- [Data entries for graphics]:
■ ■ ■ ■

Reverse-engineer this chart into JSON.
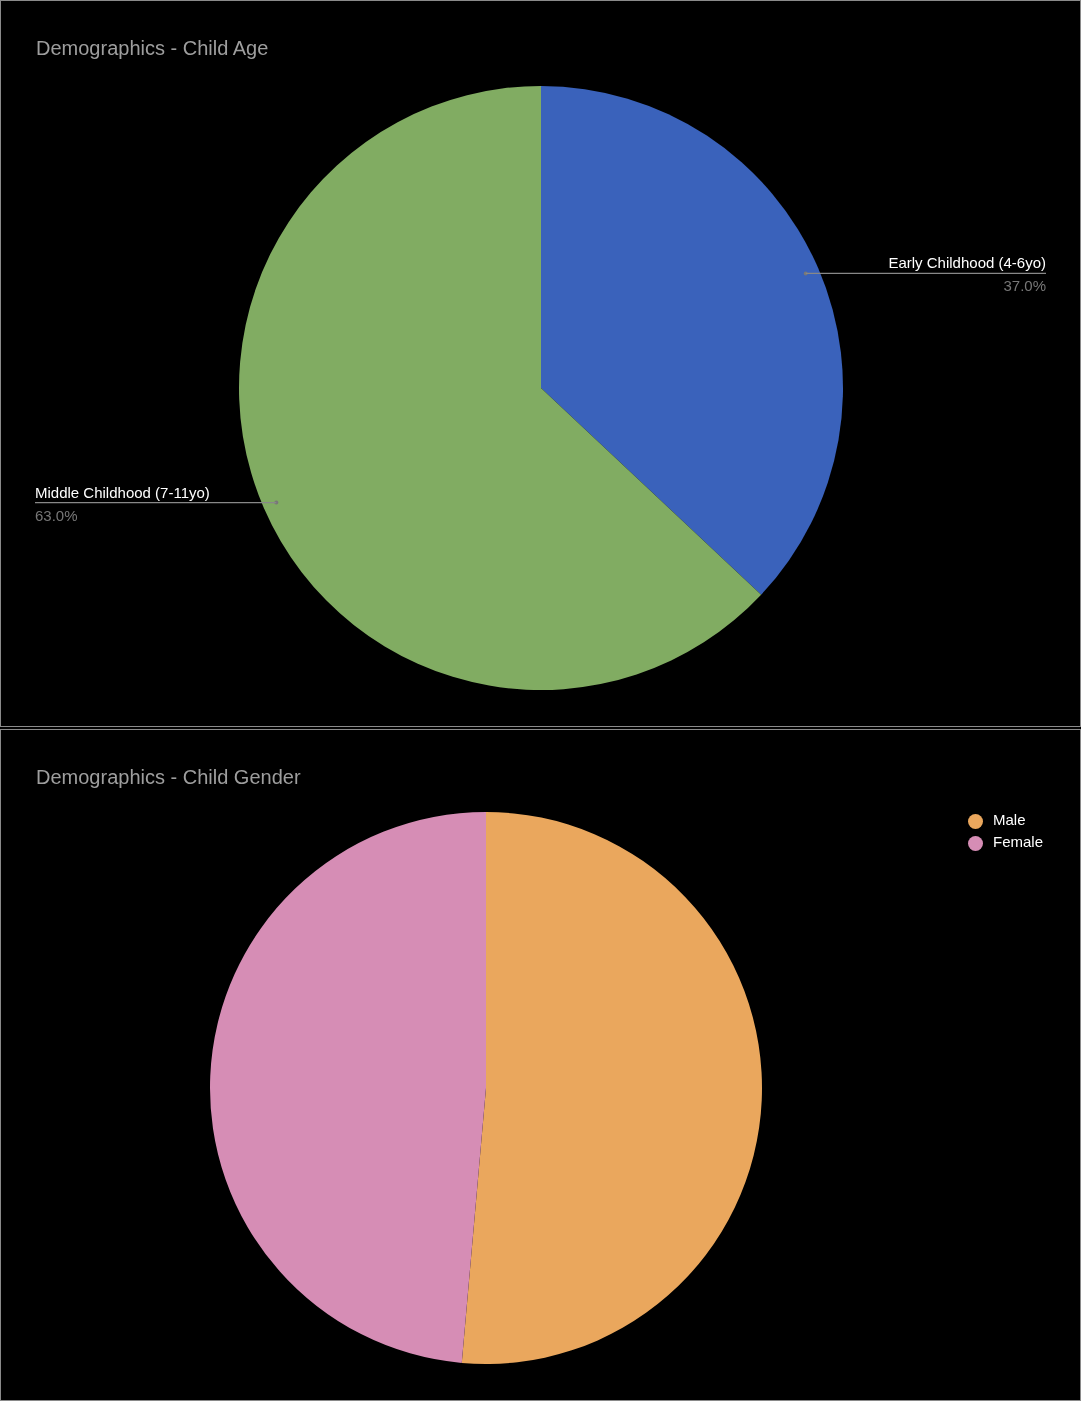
{
  "chart_data": [
    {
      "type": "pie",
      "title": "Demographics - Child Age",
      "categories": [
        "Early Childhood (4-6yo)",
        "Middle Childhood (7-11yo)"
      ],
      "values": [
        37.0,
        63.0
      ],
      "colors": [
        "#3a62bb",
        "#81ac62"
      ],
      "value_labels": [
        "37.0%",
        "63.0%"
      ],
      "legend": false
    },
    {
      "type": "pie",
      "title": "Demographics - Child Gender",
      "categories": [
        "Male",
        "Female"
      ],
      "values": [
        51.4,
        48.6
      ],
      "colors": [
        "#eaa75d",
        "#d68db5"
      ],
      "legend": "top right"
    }
  ]
}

■ ■ ■ ■

- [What to do]:
Each line that holds the word "Demographics" is to be copied.

- [Written answer]:
      "title": "Demographics - Child Age",
      "title": "Demographics - Child Gender",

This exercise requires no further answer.